>> begin

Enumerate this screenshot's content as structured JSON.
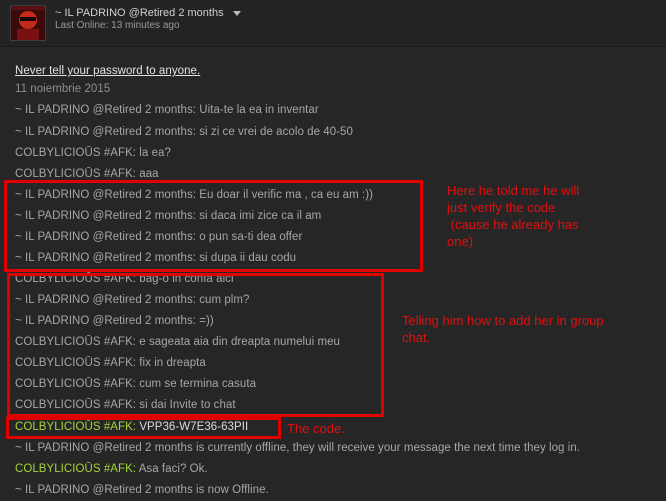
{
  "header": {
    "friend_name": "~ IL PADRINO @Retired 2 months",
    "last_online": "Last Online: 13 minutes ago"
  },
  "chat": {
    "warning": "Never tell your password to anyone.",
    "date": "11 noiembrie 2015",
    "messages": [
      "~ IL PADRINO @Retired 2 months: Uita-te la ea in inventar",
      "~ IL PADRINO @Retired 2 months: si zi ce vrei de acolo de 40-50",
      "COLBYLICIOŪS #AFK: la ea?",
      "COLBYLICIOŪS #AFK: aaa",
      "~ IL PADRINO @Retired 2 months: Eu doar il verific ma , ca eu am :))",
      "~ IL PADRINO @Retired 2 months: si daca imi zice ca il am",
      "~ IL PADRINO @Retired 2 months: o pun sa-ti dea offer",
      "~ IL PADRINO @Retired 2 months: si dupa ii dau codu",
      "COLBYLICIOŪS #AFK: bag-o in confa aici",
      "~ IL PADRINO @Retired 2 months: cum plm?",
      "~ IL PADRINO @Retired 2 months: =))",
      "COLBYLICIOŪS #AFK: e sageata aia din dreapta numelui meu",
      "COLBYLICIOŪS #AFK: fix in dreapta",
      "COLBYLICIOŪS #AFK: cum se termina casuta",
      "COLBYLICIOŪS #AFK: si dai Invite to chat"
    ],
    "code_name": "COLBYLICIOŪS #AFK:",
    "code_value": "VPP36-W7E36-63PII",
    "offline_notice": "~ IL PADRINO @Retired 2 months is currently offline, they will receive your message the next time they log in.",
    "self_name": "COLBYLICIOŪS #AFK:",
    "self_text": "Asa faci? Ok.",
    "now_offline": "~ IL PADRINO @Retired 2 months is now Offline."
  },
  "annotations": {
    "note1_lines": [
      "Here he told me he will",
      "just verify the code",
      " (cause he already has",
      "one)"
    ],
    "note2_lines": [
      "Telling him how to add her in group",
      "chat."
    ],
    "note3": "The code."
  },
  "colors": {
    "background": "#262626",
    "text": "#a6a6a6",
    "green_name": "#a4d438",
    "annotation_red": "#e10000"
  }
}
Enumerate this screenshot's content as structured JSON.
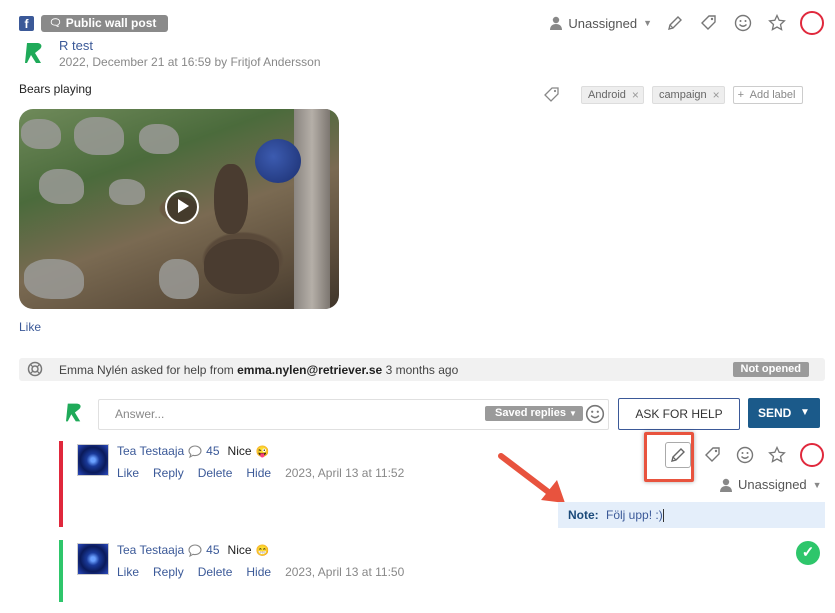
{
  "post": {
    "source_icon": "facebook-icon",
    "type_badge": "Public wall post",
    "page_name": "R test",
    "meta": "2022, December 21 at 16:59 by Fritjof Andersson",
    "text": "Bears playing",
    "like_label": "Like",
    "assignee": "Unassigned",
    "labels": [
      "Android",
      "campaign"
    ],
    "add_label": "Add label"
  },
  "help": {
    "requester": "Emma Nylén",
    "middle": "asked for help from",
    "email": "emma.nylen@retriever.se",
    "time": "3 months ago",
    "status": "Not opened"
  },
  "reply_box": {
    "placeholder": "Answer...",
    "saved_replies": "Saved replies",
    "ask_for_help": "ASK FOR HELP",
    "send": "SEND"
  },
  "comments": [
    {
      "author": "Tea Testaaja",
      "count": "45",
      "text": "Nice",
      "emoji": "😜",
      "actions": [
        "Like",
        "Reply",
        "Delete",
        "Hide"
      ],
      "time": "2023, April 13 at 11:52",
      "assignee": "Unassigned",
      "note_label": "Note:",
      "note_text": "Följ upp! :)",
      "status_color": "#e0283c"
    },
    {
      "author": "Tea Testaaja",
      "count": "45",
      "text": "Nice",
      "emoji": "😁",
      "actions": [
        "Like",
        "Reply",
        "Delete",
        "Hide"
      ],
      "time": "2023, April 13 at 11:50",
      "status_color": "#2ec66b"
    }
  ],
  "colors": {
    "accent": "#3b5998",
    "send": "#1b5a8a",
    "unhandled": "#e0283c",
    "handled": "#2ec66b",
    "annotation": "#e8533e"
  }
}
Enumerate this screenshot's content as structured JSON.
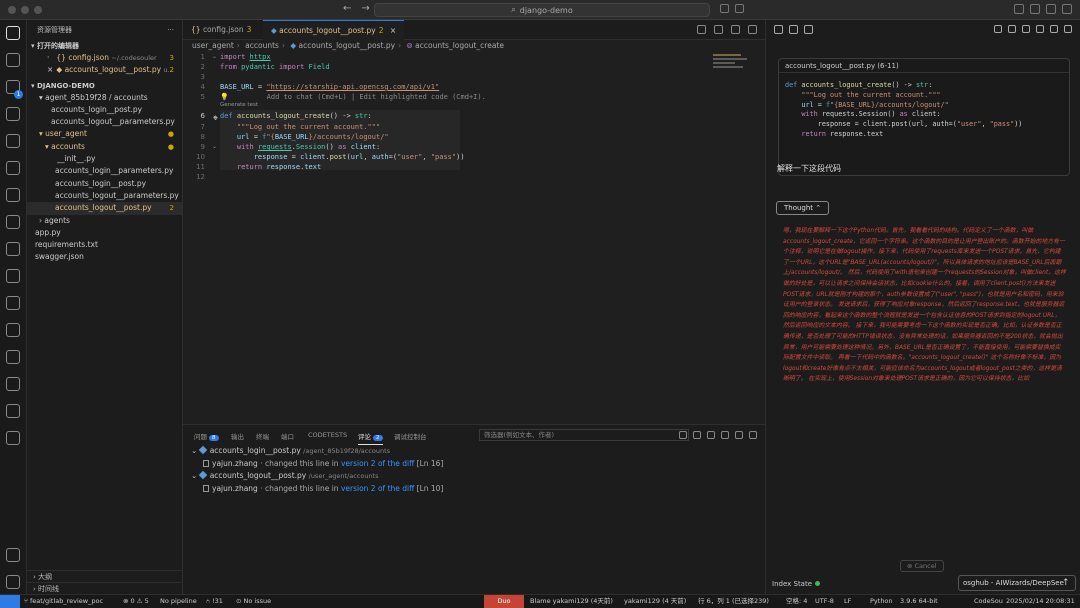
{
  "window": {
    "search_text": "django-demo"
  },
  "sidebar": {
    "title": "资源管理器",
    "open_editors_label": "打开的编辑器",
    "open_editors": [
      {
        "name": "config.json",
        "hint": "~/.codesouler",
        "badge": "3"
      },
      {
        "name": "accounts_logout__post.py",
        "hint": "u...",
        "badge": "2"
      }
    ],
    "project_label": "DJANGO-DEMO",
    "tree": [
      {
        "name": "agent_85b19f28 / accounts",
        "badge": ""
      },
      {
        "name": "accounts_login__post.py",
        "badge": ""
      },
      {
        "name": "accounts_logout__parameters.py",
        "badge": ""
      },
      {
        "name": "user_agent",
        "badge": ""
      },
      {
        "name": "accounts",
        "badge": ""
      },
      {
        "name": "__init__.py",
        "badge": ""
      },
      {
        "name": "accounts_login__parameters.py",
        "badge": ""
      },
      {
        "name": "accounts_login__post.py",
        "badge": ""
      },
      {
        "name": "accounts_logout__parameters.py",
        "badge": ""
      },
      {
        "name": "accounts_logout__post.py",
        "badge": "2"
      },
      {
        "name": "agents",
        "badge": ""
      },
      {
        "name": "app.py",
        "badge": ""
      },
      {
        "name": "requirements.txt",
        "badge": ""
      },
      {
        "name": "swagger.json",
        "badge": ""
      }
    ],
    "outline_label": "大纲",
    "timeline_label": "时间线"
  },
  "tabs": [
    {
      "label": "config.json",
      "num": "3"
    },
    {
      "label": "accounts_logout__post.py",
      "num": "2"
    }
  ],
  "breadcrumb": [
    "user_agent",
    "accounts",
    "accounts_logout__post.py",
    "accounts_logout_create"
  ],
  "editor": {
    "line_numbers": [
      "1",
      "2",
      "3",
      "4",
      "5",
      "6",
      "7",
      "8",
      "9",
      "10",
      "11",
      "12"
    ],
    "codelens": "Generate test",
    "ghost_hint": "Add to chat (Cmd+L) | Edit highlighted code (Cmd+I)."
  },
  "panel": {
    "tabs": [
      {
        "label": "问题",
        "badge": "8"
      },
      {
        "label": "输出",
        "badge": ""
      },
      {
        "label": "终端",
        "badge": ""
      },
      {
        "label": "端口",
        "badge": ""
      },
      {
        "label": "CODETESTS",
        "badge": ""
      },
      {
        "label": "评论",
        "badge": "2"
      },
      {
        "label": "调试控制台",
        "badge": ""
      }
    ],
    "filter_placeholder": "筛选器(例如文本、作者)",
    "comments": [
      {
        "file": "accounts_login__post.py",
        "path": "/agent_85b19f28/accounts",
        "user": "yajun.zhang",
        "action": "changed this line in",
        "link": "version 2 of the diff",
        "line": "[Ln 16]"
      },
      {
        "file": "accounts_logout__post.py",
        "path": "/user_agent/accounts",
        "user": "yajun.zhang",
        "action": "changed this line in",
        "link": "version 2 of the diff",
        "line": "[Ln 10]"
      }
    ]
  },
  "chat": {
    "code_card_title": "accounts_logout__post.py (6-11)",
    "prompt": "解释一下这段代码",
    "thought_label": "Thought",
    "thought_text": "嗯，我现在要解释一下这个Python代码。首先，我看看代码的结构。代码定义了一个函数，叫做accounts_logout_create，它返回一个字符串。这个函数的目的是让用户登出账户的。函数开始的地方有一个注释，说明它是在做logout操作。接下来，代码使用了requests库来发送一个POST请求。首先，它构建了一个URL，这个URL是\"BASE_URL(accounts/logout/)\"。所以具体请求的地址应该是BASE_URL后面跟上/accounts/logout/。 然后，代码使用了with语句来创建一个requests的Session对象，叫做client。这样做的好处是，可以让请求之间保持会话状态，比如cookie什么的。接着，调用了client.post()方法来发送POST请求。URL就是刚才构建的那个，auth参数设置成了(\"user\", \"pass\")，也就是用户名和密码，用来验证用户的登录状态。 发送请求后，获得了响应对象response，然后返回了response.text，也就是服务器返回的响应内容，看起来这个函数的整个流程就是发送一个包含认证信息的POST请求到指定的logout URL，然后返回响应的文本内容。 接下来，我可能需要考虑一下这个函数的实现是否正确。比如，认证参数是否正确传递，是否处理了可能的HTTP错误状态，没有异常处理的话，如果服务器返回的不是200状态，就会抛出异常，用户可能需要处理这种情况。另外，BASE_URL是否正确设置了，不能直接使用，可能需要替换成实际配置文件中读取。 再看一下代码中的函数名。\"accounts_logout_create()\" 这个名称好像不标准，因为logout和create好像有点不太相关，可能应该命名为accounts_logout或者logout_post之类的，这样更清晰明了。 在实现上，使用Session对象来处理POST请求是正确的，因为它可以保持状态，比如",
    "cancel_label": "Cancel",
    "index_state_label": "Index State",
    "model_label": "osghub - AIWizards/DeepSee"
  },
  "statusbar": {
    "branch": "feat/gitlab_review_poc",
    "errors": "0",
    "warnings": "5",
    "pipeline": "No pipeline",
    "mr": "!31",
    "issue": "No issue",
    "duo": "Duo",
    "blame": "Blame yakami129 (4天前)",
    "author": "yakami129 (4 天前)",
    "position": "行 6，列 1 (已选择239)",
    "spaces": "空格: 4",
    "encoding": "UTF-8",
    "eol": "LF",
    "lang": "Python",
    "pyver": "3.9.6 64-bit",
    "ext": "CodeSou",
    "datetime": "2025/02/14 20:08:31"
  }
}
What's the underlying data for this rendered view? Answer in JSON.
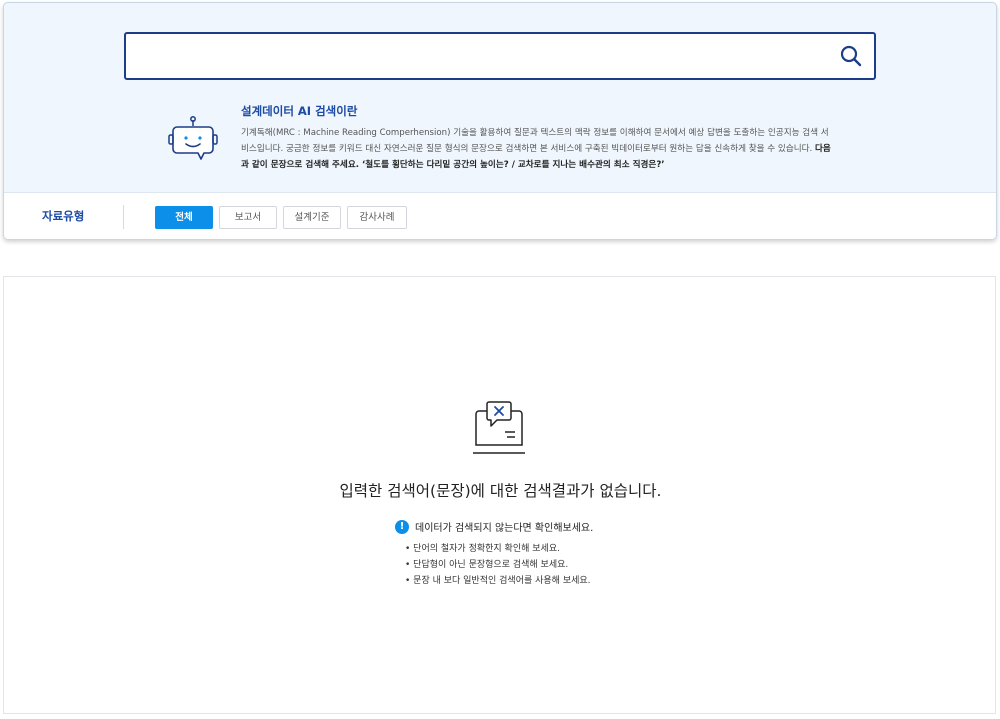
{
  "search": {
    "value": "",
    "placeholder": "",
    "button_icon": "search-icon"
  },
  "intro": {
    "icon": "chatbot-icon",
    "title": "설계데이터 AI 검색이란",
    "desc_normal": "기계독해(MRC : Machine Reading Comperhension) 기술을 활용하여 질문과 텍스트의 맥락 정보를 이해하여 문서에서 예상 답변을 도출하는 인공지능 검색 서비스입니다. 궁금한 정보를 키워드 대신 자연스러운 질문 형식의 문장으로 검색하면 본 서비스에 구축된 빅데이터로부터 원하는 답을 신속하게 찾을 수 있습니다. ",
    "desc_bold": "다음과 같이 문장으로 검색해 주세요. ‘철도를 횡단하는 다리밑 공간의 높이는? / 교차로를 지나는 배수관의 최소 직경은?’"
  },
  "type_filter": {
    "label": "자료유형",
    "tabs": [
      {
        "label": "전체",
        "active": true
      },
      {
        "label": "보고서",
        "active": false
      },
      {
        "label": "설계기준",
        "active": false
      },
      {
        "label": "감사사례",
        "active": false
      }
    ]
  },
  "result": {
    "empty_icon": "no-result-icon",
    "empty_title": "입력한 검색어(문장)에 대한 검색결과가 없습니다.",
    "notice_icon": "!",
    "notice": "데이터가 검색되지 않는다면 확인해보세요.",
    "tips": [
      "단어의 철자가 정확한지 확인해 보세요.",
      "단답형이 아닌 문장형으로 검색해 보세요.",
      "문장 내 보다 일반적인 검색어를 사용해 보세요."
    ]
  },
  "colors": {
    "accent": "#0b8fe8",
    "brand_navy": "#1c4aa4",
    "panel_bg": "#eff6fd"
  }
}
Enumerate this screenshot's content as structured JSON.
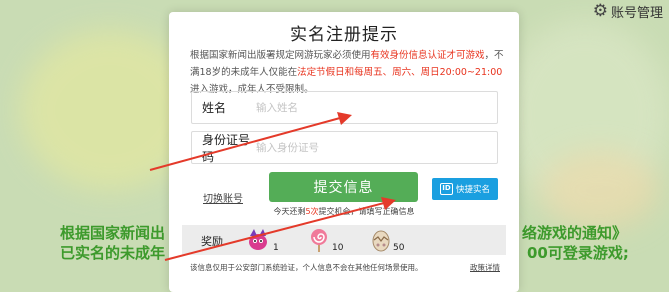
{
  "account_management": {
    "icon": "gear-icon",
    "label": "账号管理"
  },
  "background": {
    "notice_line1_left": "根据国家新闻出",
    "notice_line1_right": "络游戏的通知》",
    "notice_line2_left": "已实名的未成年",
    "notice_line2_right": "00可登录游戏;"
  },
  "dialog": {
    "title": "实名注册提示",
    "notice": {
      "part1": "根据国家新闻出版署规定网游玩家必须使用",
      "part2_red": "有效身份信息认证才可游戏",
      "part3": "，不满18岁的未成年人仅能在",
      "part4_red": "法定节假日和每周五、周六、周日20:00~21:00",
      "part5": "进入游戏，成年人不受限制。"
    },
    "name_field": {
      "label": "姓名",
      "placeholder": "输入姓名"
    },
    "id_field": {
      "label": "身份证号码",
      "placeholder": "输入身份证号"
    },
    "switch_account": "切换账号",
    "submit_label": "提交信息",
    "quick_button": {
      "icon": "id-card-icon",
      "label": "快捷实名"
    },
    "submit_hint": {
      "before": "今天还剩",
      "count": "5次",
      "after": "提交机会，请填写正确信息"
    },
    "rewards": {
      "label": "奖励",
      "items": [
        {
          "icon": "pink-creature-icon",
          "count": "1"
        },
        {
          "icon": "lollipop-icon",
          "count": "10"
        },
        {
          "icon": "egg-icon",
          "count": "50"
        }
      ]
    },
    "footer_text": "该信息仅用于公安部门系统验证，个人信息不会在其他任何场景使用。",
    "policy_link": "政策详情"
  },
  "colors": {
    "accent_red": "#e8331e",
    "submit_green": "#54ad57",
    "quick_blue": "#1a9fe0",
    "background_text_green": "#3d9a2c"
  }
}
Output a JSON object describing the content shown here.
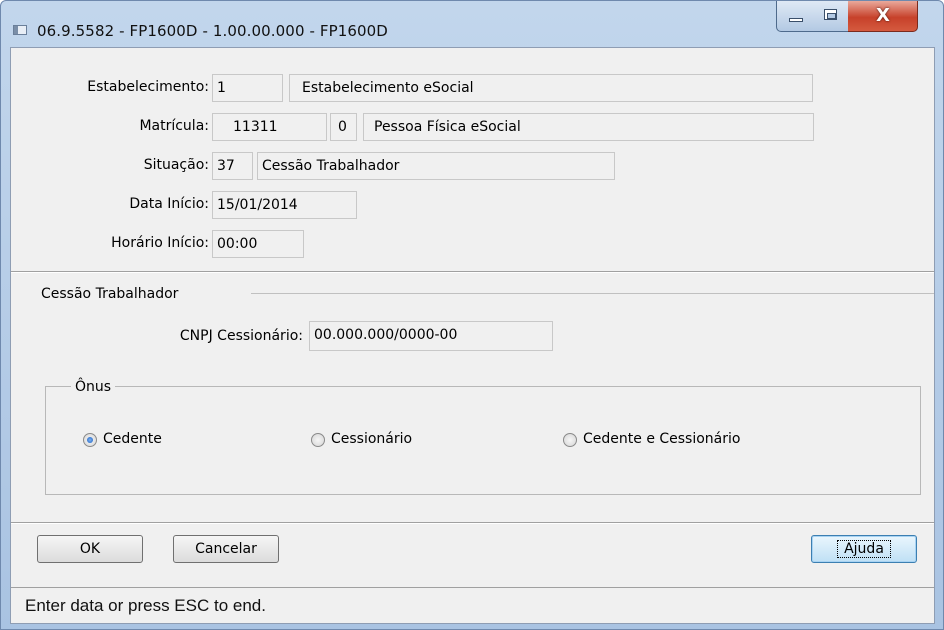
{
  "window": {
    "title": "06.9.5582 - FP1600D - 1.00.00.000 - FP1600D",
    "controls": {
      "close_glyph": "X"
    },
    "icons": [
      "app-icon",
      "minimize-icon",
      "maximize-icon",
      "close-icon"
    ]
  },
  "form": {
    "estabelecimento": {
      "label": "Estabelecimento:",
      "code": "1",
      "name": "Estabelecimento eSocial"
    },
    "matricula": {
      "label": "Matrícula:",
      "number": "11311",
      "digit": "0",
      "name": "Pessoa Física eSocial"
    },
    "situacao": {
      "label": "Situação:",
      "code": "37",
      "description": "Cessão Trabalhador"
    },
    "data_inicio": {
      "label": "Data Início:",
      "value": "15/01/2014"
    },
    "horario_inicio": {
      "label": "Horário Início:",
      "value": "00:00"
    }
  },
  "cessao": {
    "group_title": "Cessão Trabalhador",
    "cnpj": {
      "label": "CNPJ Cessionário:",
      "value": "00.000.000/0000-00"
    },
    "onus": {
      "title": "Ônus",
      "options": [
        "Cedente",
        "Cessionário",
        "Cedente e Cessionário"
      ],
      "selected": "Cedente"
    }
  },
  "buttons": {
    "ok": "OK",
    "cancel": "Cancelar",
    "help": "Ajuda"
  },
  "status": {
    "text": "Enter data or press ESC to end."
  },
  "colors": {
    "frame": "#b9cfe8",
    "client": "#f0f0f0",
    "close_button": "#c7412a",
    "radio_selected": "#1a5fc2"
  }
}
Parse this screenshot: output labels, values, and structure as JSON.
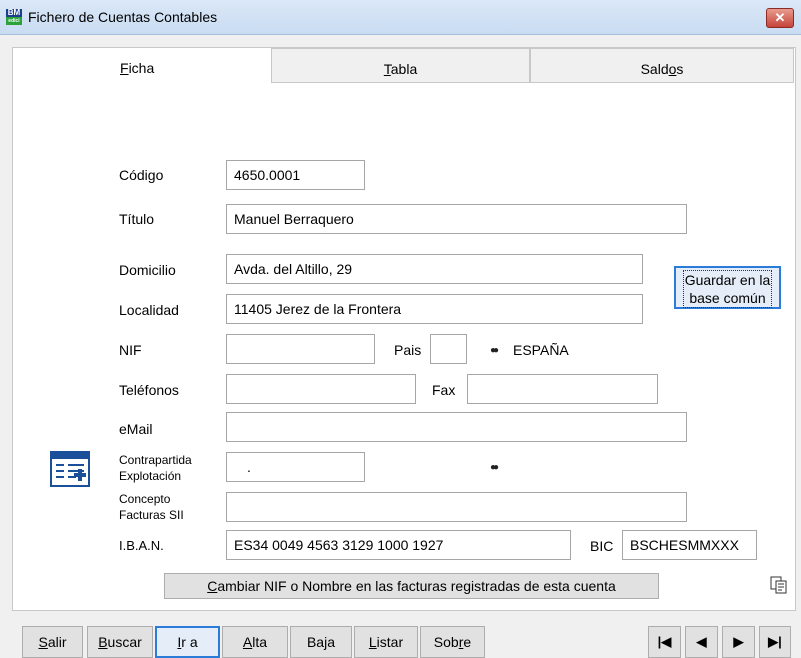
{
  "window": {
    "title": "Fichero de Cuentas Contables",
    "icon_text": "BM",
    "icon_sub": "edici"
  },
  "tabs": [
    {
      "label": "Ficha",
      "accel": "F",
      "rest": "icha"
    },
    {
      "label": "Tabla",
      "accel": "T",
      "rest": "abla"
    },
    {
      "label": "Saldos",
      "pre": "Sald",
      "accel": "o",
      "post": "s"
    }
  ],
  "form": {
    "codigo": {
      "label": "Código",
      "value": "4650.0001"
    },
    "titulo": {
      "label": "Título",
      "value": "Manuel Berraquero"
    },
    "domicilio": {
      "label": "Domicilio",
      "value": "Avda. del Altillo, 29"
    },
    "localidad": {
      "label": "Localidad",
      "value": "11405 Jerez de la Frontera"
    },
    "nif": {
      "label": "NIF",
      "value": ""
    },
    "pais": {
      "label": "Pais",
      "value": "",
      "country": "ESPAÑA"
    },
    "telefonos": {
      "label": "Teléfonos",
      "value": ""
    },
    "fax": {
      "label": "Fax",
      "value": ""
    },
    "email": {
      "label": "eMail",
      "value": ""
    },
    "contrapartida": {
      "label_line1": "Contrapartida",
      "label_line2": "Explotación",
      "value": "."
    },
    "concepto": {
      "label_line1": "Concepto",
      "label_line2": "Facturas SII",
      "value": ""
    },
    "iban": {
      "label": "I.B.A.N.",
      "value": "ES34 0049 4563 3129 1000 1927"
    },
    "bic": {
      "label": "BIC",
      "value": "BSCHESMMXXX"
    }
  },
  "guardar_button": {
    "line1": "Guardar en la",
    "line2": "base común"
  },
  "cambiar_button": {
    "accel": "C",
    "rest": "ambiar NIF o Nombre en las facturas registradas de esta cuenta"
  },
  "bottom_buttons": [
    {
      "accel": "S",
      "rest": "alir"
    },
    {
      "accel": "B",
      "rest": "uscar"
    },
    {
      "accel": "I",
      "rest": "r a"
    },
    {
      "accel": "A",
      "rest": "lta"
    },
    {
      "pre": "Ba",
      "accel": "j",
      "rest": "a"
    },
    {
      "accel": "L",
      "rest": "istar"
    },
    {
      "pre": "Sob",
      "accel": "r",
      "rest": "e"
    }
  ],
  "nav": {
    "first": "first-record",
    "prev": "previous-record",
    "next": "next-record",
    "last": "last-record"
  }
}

>> end

### Brief
Where a line in the material contains "your", copy that line.

### Written answer
    "warning": "Never tell your password to anyone.",
    "offline_notice": "~ IL PADRINO @Retired 2 months is currently offline, they will receive your message the next time they log in.",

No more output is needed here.